INSTRUCTIONS TO FOLLOW:
Copy out every line of the data exactly.

DATASET RECORDS:
□ □ □
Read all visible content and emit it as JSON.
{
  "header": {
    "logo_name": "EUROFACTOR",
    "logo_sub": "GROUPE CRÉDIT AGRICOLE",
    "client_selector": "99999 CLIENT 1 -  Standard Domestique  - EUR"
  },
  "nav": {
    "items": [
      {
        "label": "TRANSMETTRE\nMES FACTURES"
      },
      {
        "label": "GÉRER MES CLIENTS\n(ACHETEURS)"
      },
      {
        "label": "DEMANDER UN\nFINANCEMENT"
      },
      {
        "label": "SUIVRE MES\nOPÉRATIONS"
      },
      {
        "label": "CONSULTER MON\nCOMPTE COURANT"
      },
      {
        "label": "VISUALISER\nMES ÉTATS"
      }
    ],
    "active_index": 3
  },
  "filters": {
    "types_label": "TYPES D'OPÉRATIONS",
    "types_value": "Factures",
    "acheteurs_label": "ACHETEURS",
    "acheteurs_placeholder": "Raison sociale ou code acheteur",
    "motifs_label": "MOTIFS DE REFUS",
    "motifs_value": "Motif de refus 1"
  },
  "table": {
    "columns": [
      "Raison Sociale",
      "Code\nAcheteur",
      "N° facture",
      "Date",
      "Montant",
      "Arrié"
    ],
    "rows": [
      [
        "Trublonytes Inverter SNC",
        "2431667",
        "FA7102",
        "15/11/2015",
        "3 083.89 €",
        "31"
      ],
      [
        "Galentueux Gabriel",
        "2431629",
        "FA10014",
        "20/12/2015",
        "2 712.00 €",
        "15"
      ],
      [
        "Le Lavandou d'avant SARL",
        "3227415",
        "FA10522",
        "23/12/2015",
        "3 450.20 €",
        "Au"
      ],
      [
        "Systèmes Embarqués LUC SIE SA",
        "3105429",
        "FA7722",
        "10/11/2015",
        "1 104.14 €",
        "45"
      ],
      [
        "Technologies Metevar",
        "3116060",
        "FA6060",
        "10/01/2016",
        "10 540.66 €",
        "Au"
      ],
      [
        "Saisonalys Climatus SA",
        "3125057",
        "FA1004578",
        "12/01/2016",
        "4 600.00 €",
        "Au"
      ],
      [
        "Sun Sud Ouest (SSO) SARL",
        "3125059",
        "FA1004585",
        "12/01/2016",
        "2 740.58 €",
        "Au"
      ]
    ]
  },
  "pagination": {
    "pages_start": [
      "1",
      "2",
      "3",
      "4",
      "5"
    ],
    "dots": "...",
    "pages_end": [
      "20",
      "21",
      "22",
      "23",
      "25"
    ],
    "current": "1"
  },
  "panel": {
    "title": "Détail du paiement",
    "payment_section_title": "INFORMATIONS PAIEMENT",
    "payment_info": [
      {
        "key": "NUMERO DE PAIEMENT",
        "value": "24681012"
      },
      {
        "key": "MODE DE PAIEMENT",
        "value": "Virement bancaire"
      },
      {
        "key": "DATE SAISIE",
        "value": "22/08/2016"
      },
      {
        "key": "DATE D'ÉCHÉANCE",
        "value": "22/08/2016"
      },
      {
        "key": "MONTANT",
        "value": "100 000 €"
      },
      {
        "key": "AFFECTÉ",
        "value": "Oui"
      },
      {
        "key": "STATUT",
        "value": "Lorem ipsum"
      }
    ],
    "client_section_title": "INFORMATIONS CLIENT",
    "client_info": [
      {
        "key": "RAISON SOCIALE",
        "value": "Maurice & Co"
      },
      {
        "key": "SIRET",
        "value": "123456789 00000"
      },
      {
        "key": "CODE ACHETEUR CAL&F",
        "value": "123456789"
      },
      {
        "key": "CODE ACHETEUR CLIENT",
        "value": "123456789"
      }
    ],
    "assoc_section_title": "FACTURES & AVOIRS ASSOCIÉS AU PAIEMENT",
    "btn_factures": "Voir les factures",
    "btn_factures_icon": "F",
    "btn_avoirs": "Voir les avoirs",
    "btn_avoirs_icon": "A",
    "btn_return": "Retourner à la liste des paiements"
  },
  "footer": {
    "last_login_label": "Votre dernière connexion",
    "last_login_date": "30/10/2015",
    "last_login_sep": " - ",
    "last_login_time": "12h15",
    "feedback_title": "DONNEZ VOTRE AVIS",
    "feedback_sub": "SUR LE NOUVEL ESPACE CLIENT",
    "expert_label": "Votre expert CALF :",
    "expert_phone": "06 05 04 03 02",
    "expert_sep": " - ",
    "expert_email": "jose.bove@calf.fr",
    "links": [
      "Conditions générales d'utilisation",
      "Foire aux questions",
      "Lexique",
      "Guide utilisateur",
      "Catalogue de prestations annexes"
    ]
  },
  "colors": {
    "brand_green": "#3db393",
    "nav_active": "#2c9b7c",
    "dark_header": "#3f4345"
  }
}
□ □ □
SOLUTION FOR THIS TASK:
Read all visible content and emit it as JSON.
{
  "header": {
    "logo_name": "EUROFACTOR",
    "logo_sub": "GROUPE CRÉDIT AGRICOLE",
    "client_selector": "99999 CLIENT 1 -  Standard Domestique  - EUR"
  },
  "nav": {
    "items": [
      {
        "label": "TRANSMETTRE\nMES FACTURES"
      },
      {
        "label": "GÉRER MES CLIENTS\n(ACHETEURS)"
      },
      {
        "label": "DEMANDER UN\nFINANCEMENT"
      },
      {
        "label": "SUIVRE MES\nOPÉRATIONS"
      },
      {
        "label": "CONSULTER MON\nCOMPTE COURANT"
      },
      {
        "label": "VISUALISER\nMES ÉTATS"
      }
    ],
    "active_index": 3
  },
  "filters": {
    "types_label": "TYPES D'OPÉRATIONS",
    "types_value": "Factures",
    "acheteurs_label": "ACHETEURS",
    "acheteurs_placeholder": "Raison sociale ou code acheteur",
    "motifs_label": "MOTIFS DE REFUS",
    "motifs_value": "Motif de refus 1"
  },
  "table": {
    "columns": [
      "Raison Sociale",
      "Code\nAcheteur",
      "N° facture",
      "Date",
      "Montant",
      "Arrié"
    ],
    "rows": [
      [
        "Trublonytes Inverter SNC",
        "2431667",
        "FA7102",
        "15/11/2015",
        "3 083.89 €",
        "31"
      ],
      [
        "Galentueux Gabriel",
        "2431629",
        "FA10014",
        "20/12/2015",
        "2 712.00 €",
        "15"
      ],
      [
        "Le Lavandou d'avant SARL",
        "3227415",
        "FA10522",
        "23/12/2015",
        "3 450.20 €",
        "Au"
      ],
      [
        "Systèmes Embarqués LUC SIE SA",
        "3105429",
        "FA7722",
        "10/11/2015",
        "1 104.14 €",
        "45"
      ],
      [
        "Technologies Metevar",
        "3116060",
        "FA6060",
        "10/01/2016",
        "10 540.66 €",
        "Au"
      ],
      [
        "Saisonalys Climatus SA",
        "3125057",
        "FA1004578",
        "12/01/2016",
        "4 600.00 €",
        "Au"
      ],
      [
        "Sun Sud Ouest (SSO) SARL",
        "3125059",
        "FA1004585",
        "12/01/2016",
        "2 740.58 €",
        "Au"
      ]
    ]
  },
  "pagination": {
    "pages_start": [
      "1",
      "2",
      "3",
      "4",
      "5"
    ],
    "dots": "...",
    "pages_end": [
      "20",
      "21",
      "22",
      "23",
      "25"
    ],
    "current": "1"
  },
  "panel": {
    "title": "Détail du paiement",
    "payment_section_title": "INFORMATIONS PAIEMENT",
    "payment_info": [
      {
        "key": "NUMERO DE PAIEMENT",
        "value": "24681012"
      },
      {
        "key": "MODE DE PAIEMENT",
        "value": "Virement bancaire"
      },
      {
        "key": "DATE SAISIE",
        "value": "22/08/2016"
      },
      {
        "key": "DATE D'ÉCHÉANCE",
        "value": "22/08/2016"
      },
      {
        "key": "MONTANT",
        "value": "100 000 €"
      },
      {
        "key": "AFFECTÉ",
        "value": "Oui"
      },
      {
        "key": "STATUT",
        "value": "Lorem ipsum"
      }
    ],
    "client_section_title": "INFORMATIONS CLIENT",
    "client_info": [
      {
        "key": "RAISON SOCIALE",
        "value": "Maurice & Co"
      },
      {
        "key": "SIRET",
        "value": "123456789 00000"
      },
      {
        "key": "CODE ACHETEUR CAL&F",
        "value": "123456789"
      },
      {
        "key": "CODE ACHETEUR CLIENT",
        "value": "123456789"
      }
    ],
    "assoc_section_title": "FACTURES & AVOIRS ASSOCIÉS AU PAIEMENT",
    "btn_factures": "Voir les factures",
    "btn_factures_icon": "F",
    "btn_avoirs": "Voir les avoirs",
    "btn_avoirs_icon": "A",
    "btn_return": "Retourner à la liste des paiements"
  },
  "footer": {
    "last_login_label": "Votre dernière connexion",
    "last_login_date": "30/10/2015",
    "last_login_sep": " - ",
    "last_login_time": "12h15",
    "feedback_title": "DONNEZ VOTRE AVIS",
    "feedback_sub": "SUR LE NOUVEL ESPACE CLIENT",
    "expert_label": "Votre expert CALF :",
    "expert_phone": "06 05 04 03 02",
    "expert_sep": " - ",
    "expert_email": "jose.bove@calf.fr",
    "links": [
      "Conditions générales d'utilisation",
      "Foire aux questions",
      "Lexique",
      "Guide utilisateur",
      "Catalogue de prestations annexes"
    ]
  },
  "colors": {
    "brand_green": "#3db393",
    "nav_active": "#2c9b7c",
    "dark_header": "#3f4345"
  }
}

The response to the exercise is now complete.